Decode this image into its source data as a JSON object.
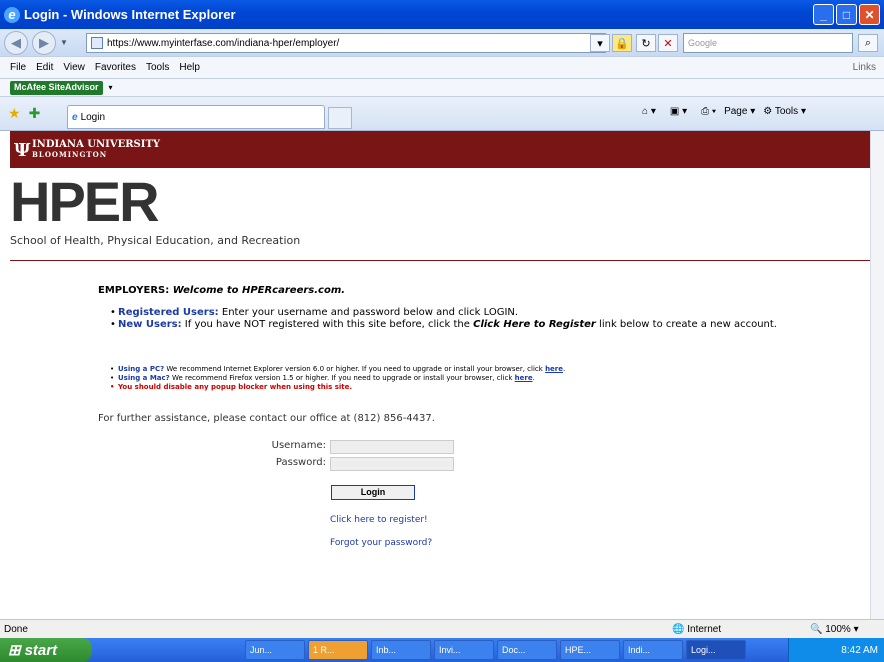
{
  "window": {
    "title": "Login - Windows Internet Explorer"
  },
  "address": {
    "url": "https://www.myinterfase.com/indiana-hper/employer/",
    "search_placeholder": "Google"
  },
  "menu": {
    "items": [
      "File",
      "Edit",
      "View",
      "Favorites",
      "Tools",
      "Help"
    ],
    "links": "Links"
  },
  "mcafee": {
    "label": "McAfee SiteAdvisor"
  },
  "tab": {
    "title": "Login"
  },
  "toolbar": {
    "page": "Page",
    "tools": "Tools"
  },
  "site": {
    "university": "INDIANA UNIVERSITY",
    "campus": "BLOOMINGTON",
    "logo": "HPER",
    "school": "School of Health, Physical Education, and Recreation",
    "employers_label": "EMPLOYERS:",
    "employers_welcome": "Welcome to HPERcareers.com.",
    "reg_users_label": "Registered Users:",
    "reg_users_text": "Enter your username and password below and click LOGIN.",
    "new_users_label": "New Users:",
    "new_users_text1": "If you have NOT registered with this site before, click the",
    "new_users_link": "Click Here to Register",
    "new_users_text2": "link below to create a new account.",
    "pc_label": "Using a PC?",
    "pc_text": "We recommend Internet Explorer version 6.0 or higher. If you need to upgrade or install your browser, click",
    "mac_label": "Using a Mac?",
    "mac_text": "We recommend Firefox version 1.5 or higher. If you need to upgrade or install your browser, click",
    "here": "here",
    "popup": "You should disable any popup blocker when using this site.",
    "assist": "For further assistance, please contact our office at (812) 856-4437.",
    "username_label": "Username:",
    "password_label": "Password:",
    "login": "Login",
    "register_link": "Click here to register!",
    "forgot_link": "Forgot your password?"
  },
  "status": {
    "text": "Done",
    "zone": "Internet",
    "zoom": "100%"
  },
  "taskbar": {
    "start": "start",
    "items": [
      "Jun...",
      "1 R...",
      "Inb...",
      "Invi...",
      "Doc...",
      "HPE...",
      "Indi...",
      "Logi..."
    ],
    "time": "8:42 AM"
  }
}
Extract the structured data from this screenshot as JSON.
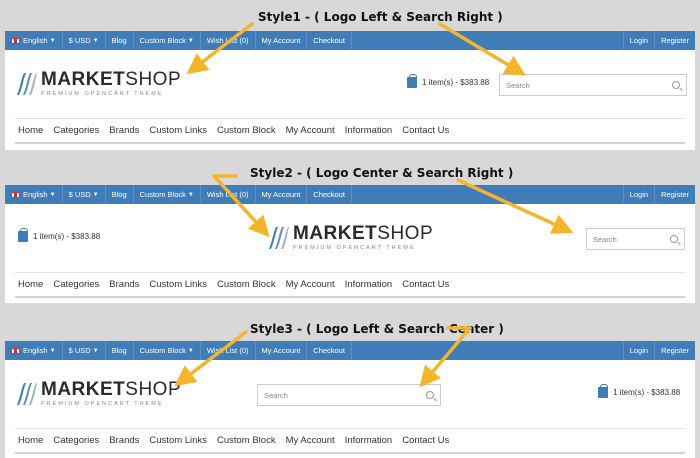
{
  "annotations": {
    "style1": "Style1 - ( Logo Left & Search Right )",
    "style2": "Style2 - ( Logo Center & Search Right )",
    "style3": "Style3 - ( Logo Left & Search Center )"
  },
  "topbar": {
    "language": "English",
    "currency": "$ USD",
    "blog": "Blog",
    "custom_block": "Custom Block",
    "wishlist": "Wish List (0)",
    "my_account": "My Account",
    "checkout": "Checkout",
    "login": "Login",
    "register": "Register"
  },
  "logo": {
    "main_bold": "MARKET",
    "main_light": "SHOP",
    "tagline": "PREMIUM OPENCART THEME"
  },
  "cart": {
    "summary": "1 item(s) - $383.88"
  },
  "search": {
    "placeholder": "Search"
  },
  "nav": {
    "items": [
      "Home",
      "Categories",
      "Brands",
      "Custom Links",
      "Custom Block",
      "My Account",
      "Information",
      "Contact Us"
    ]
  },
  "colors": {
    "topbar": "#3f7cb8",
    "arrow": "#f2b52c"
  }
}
==========
> [Given problem]: Omit the pictures and reproduce the listing exactly.

> [Finished task]:
Decode this image into its source data as a JSON object.
{
  "window": {
    "title": "Login - Windows Internet Explorer"
  },
  "address": {
    "url": "https://www.myinterfase.com/indiana-hper/employer/",
    "search_placeholder": "Google"
  },
  "menu": {
    "items": [
      "File",
      "Edit",
      "View",
      "Favorites",
      "Tools",
      "Help"
    ],
    "links": "Links"
  },
  "mcafee": {
    "label": "McAfee SiteAdvisor"
  },
  "tab": {
    "title": "Login"
  },
  "toolbar": {
    "page": "Page",
    "tools": "Tools"
  },
  "site": {
    "university": "INDIANA UNIVERSITY",
    "campus": "BLOOMINGTON",
    "logo": "HPER",
    "school": "School of Health, Physical Education, and Recreation",
    "employers_label": "EMPLOYERS:",
    "employers_welcome": "Welcome to HPERcareers.com.",
    "reg_users_label": "Registered Users:",
    "reg_users_text": "Enter your username and password below and click LOGIN.",
    "new_users_label": "New Users:",
    "new_users_text1": "If you have NOT registered with this site before, click the",
    "new_users_link": "Click Here to Register",
    "new_users_text2": "link below to create a new account.",
    "pc_label": "Using a PC?",
    "pc_text": "We recommend Internet Explorer version 6.0 or higher. If you need to upgrade or install your browser, click",
    "mac_label": "Using a Mac?",
    "mac_text": "We recommend Firefox version 1.5 or higher. If you need to upgrade or install your browser, click",
    "here": "here",
    "popup": "You should disable any popup blocker when using this site.",
    "assist": "For further assistance, please contact our office at (812) 856-4437.",
    "username_label": "Username:",
    "password_label": "Password:",
    "login": "Login",
    "register_link": "Click here to register!",
    "forgot_link": "Forgot your password?"
  },
  "status": {
    "text": "Done",
    "zone": "Internet",
    "zoom": "100%"
  },
  "taskbar": {
    "start": "start",
    "items": [
      "Jun...",
      "1 R...",
      "Inb...",
      "Invi...",
      "Doc...",
      "HPE...",
      "Indi...",
      "Logi..."
    ],
    "time": "8:42 AM"
  }
}
Extract the structured data from this screenshot as JSON.
{
  "annotations": {
    "style1": "Style1 - ( Logo Left & Search Right )",
    "style2": "Style2 - ( Logo Center & Search Right )",
    "style3": "Style3 - ( Logo Left & Search Center )"
  },
  "topbar": {
    "language": "English",
    "currency": "$ USD",
    "blog": "Blog",
    "custom_block": "Custom Block",
    "wishlist": "Wish List (0)",
    "my_account": "My Account",
    "checkout": "Checkout",
    "login": "Login",
    "register": "Register"
  },
  "logo": {
    "main_bold": "MARKET",
    "main_light": "SHOP",
    "tagline": "PREMIUM OPENCART THEME"
  },
  "cart": {
    "summary": "1 item(s) - $383.88"
  },
  "search": {
    "placeholder": "Search"
  },
  "nav": {
    "items": [
      "Home",
      "Categories",
      "Brands",
      "Custom Links",
      "Custom Block",
      "My Account",
      "Information",
      "Contact Us"
    ]
  },
  "colors": {
    "topbar": "#3f7cb8",
    "arrow": "#f2b52c"
  }
}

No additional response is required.